Requirement:
Would you set down every entry shown below, precisely as written?
━━ Dataset records
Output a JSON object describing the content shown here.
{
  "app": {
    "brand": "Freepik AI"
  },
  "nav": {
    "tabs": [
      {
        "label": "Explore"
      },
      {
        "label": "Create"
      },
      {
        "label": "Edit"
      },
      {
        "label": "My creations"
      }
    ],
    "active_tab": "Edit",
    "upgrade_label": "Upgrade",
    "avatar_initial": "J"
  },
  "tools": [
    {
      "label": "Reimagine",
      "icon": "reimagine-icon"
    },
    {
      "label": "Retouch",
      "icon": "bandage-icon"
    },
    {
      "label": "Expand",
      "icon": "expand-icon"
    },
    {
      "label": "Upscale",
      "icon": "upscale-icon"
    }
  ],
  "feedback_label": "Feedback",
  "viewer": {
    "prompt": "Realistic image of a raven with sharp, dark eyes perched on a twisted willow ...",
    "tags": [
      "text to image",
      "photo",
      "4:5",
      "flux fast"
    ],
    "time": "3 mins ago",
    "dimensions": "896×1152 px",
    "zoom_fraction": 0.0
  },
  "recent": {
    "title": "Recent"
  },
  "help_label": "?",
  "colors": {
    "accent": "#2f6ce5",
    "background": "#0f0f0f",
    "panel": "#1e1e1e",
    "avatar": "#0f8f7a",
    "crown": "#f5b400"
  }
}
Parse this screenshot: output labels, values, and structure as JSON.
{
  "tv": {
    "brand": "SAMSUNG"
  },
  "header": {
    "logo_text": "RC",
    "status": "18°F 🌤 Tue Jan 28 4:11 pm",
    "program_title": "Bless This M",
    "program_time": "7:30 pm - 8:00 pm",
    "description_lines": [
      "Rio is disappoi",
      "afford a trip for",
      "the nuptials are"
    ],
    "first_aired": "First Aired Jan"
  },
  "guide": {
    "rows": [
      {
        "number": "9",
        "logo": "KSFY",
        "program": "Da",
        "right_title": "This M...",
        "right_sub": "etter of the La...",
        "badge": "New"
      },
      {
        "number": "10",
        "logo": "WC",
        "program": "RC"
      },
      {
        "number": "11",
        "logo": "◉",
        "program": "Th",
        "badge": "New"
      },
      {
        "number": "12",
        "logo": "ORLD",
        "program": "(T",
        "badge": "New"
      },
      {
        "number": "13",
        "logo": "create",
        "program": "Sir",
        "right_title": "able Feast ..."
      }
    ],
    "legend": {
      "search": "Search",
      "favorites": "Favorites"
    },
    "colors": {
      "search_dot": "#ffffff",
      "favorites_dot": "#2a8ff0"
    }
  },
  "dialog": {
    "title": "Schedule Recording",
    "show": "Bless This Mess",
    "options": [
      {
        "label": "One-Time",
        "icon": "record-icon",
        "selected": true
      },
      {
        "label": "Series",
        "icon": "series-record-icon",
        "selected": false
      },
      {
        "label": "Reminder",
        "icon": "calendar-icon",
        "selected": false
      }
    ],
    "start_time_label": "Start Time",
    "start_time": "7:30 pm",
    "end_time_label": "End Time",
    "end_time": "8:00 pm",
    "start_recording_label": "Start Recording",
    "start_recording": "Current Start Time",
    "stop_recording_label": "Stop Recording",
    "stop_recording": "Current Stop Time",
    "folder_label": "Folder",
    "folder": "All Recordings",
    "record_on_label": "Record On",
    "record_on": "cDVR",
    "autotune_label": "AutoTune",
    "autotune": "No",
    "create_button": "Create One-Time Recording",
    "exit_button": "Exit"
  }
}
━━━━
Written answer:
Output a JSON object describing the content shown here.
{
  "app": {
    "brand": "Freepik AI"
  },
  "nav": {
    "tabs": [
      {
        "label": "Explore"
      },
      {
        "label": "Create"
      },
      {
        "label": "Edit"
      },
      {
        "label": "My creations"
      }
    ],
    "active_tab": "Edit",
    "upgrade_label": "Upgrade",
    "avatar_initial": "J"
  },
  "tools": [
    {
      "label": "Reimagine",
      "icon": "reimagine-icon"
    },
    {
      "label": "Retouch",
      "icon": "bandage-icon"
    },
    {
      "label": "Expand",
      "icon": "expand-icon"
    },
    {
      "label": "Upscale",
      "icon": "upscale-icon"
    }
  ],
  "feedback_label": "Feedback",
  "viewer": {
    "prompt": "Realistic image of a raven with sharp, dark eyes perched on a twisted willow ...",
    "tags": [
      "text to image",
      "photo",
      "4:5",
      "flux fast"
    ],
    "time": "3 mins ago",
    "dimensions": "896×1152 px",
    "zoom_fraction": 0.0
  },
  "recent": {
    "title": "Recent"
  },
  "help_label": "?",
  "colors": {
    "accent": "#2f6ce5",
    "background": "#0f0f0f",
    "panel": "#1e1e1e",
    "avatar": "#0f8f7a",
    "crown": "#f5b400"
  }
}
Parse this screenshot: output labels, values, and structure as JSON.
{
  "tv": {
    "brand": "SAMSUNG"
  },
  "header": {
    "logo_text": "RC",
    "status": "18°F 🌤 Tue Jan 28 4:11 pm",
    "program_title": "Bless This M",
    "program_time": "7:30 pm - 8:00 pm",
    "description_lines": [
      "Rio is disappoi",
      "afford a trip for",
      "the nuptials are"
    ],
    "first_aired": "First Aired Jan"
  },
  "guide": {
    "rows": [
      {
        "number": "9",
        "logo": "KSFY",
        "program": "Da",
        "right_title": "This M...",
        "right_sub": "etter of the La...",
        "badge": "New"
      },
      {
        "number": "10",
        "logo": "WC",
        "program": "RC"
      },
      {
        "number": "11",
        "logo": "◉",
        "program": "Th",
        "badge": "New"
      },
      {
        "number": "12",
        "logo": "ORLD",
        "program": "(T",
        "badge": "New"
      },
      {
        "number": "13",
        "logo": "create",
        "program": "Sir",
        "right_title": "able Feast ..."
      }
    ],
    "legend": {
      "search": "Search",
      "favorites": "Favorites"
    },
    "colors": {
      "search_dot": "#ffffff",
      "favorites_dot": "#2a8ff0"
    }
  },
  "dialog": {
    "title": "Schedule Recording",
    "show": "Bless This Mess",
    "options": [
      {
        "label": "One-Time",
        "icon": "record-icon",
        "selected": true
      },
      {
        "label": "Series",
        "icon": "series-record-icon",
        "selected": false
      },
      {
        "label": "Reminder",
        "icon": "calendar-icon",
        "selected": false
      }
    ],
    "start_time_label": "Start Time",
    "start_time": "7:30 pm",
    "end_time_label": "End Time",
    "end_time": "8:00 pm",
    "start_recording_label": "Start Recording",
    "start_recording": "Current Start Time",
    "stop_recording_label": "Stop Recording",
    "stop_recording": "Current Stop Time",
    "folder_label": "Folder",
    "folder": "All Recordings",
    "record_on_label": "Record On",
    "record_on": "cDVR",
    "autotune_label": "AutoTune",
    "autotune": "No",
    "create_button": "Create One-Time Recording",
    "exit_button": "Exit"
  }
}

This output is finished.